Excerpted passage:
---+---
The undersigned constitutes and appoints Jeremy Spankowski, Robbie Oakes, Jesse Dowdle, Mike Blankenship and Pierre Gagnon, or any of them acting singly, as the undersigned’s true and lawful attorneys-in-fact and agents, with full power of substitution and resubstitution, for the undersigned and in the undersigned’s name, place and stead, to:

 

1.        prepare, sign, and submit to the Securities and Exchange Commission (the “SEC”) on its Electronic Data Gathering, Analysis, and Retrieval Filer Management website a Form ID application, including any amendments and exhibits thereto, and any other related documents as may be necessary or appropriate, to obtain from the SEC access codes to permit filing on the SEC’s EDGAR system, granting unto said attorneys-in-fact and agents, and each of them, full power and authority to do and perform each act and thing requisite and necessary to be done as required by any rule or regulation of the SEC and the EDGAR Filer Manual as fully and to all intents and purposes as the undersigned might or could do in person, hereby ratifying and confirming all that said attorneys-in-fact and agents, and each of them, may lawfully do or cause to be done by virtue hereof; and

 

2.       sign any and all SEC statements of beneficial ownership of securities of NKGen Biotech, Inc. (the “Company”) on Schedule 13D as required under Section 13 and Forms 3, 4 and 5 as required under Section 16(a) of the Securities Exchange Act of 1934, as amended, and any amendments thereto, and to file the same with all exhibits thereto, and other documents in connection therewith, with the SEC, the Company and any stock exchange on which any of the Company’s securities are listed, granting unto said attorneys-in-fact and agents, and each of them, full power and authority to do and perform each act and thing requisite and necessary to be done under said Section 13 and Section 16(a), as fully and to all intents and purposes as the undersigned might or could do in person, hereby ratifying and confirming all that said attorneys-in-fact and agents, and each of them, may lawfully do or cause to be done by virtue hereof.
---+---
Supplied information:
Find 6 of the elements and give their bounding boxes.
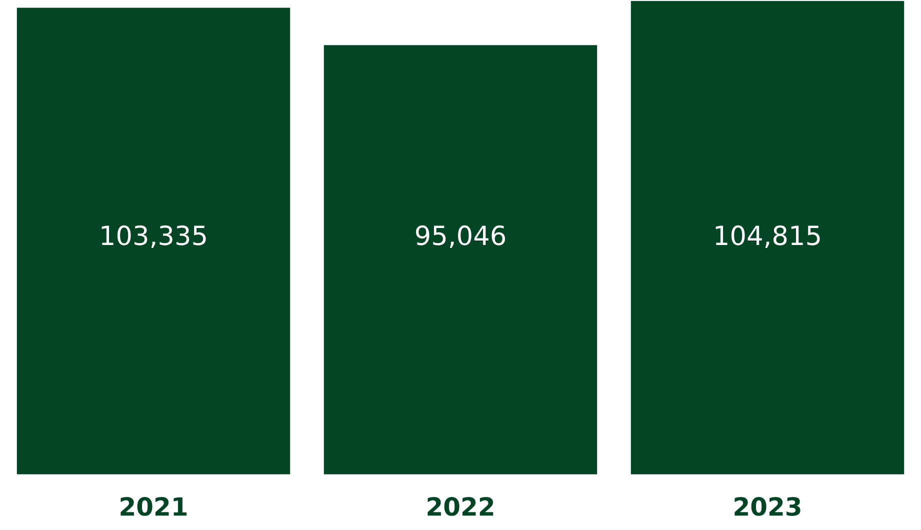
---+---
Task 1: Do these statements agree with the power of attorney? (a) Any one of the named attorneys-in-fact may act alone. (b) The attorneys-in-fact have no power of substitution. (c) The Form ID application goes to the SEC's Electronic Data Gathering, Analysis, and Retrieval Filer Management website. For each, answer yes or no and quote the deciding words.
Task 2: Resume the power of attorney, starting after the last sentence shown.
Nothing in the listing is needed.

Task output 1:
(a) Yes: "or any of them acting singly"
(b) No: "with full power of substitution and resubstitution"
(c) Yes: "submit to the Securities and Exchange Commission (the “SEC”) on its Electronic Data Gathering, Analysis, and Retrieval Filer Management website a Form ID application"

Task output 2:
 

A copy of this power of attorney shall be filed with the SEC.  The authorization set forth above shall continue in full force and effect until the undersigned revokes such authorization by written instructions to the attorneys-in-fact.

 

The authority granted hereby shall in no event be deemed to impose or create any duty on behalf of the attorneys-in-fact with respect to the undersigned’s obligations to file a Form ID, Schedule 13Ds and Forms 3, 4 and 5 with the SEC.